GIVEN INSTRUCTION
All lines holding the string "Relevant" are to be shown.

┌──

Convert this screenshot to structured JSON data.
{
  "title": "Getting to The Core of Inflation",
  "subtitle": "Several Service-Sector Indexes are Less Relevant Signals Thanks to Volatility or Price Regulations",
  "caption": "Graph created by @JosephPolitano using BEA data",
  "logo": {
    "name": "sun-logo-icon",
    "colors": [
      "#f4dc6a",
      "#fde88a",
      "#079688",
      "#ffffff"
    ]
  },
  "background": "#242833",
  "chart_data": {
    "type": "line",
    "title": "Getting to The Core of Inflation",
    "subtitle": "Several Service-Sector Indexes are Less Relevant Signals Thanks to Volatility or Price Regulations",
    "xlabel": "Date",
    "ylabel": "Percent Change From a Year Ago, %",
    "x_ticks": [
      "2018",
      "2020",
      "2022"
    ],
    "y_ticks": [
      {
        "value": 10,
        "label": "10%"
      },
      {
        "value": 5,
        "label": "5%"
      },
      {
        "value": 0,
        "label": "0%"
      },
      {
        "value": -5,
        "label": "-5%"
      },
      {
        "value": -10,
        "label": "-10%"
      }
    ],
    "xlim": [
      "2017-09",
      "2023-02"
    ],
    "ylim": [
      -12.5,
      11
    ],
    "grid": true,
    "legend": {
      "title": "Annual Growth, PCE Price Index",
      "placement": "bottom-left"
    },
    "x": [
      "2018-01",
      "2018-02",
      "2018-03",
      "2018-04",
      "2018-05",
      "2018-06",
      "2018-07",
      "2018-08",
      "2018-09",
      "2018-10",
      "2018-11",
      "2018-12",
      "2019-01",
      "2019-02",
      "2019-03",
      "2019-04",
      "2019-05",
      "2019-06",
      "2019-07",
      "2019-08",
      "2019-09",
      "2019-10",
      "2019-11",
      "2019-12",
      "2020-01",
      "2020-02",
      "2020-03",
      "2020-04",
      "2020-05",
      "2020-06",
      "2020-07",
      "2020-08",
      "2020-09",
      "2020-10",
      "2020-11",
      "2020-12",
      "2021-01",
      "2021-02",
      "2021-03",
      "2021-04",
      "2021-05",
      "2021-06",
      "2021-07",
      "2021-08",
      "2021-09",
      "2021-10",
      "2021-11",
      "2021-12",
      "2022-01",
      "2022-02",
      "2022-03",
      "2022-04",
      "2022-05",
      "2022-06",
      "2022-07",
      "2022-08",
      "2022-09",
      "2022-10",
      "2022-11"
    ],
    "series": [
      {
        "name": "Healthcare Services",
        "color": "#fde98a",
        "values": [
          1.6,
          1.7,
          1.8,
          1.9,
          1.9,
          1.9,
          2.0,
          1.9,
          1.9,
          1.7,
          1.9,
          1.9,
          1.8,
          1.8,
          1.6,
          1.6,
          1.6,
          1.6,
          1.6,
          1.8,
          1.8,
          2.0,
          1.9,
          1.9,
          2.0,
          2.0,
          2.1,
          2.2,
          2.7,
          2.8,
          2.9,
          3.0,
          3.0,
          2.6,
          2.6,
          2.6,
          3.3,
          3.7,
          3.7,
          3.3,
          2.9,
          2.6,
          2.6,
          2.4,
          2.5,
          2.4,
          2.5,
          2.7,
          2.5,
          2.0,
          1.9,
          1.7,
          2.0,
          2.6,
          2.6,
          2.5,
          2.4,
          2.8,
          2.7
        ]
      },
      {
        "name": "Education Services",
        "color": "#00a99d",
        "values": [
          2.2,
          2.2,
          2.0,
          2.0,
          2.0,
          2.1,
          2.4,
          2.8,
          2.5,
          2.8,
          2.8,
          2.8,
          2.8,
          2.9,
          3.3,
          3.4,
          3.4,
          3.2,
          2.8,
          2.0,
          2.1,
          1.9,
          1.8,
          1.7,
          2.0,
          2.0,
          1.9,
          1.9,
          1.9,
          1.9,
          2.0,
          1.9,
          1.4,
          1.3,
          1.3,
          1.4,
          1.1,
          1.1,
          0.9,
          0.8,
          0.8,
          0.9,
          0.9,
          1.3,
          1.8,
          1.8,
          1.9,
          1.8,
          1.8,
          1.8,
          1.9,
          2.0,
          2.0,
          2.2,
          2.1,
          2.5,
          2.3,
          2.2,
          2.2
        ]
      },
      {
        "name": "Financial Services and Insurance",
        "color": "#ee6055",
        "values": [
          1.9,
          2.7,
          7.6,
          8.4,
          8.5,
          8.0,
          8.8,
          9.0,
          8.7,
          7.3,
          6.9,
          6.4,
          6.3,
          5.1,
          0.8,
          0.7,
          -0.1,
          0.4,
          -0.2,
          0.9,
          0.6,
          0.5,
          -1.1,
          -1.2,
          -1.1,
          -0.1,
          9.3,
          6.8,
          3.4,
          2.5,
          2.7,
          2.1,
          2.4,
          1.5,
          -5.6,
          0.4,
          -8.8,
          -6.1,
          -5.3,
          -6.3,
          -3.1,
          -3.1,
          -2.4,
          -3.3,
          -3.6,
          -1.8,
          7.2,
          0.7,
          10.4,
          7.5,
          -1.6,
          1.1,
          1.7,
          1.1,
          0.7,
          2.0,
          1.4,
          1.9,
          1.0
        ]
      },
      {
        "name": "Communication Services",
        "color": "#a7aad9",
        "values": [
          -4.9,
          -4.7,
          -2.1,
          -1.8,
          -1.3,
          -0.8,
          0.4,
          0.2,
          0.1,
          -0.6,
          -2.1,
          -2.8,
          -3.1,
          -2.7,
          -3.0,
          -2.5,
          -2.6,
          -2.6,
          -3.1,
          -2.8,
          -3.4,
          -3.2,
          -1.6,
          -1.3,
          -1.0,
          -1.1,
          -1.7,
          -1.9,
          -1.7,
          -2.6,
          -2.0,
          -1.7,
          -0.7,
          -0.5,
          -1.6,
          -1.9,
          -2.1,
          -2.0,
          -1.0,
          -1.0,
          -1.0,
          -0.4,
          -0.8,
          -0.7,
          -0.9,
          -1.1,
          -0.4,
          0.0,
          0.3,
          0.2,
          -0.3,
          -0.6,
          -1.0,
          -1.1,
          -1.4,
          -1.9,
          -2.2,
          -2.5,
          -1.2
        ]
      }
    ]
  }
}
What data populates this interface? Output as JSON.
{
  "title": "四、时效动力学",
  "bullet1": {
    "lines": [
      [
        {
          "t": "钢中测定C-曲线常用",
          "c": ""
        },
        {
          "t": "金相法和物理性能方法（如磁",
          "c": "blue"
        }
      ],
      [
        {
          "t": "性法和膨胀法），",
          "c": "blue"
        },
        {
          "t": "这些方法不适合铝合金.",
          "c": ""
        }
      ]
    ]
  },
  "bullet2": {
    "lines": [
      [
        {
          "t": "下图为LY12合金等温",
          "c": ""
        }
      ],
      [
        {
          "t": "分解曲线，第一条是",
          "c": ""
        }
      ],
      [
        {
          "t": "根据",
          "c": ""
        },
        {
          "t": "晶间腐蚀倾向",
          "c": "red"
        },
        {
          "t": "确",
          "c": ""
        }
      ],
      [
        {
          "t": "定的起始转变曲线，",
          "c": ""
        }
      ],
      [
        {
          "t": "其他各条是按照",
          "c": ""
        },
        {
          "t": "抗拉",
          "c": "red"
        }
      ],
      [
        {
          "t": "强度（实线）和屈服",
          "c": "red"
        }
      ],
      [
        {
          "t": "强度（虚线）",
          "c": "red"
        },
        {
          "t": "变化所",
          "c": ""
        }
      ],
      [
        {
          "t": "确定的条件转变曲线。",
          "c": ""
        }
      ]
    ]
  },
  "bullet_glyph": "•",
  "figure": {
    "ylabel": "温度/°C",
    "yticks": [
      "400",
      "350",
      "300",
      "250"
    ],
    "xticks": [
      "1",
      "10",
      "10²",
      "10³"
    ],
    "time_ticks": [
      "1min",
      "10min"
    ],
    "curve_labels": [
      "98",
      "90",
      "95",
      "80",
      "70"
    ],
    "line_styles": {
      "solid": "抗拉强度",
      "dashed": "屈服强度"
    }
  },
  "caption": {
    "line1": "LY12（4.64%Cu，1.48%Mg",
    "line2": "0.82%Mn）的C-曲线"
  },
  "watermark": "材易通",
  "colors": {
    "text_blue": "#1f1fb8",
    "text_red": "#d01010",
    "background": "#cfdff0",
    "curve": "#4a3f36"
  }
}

└──

EXERCISE RESPONSE
  "subtitle": "Several Service-Sector Indexes are Less Relevant Signals Thanks to Volatility or Price Regulations",
    "subtitle": "Several Service-Sector Indexes are Less Relevant Signals Thanks to Volatility or Price Regulations",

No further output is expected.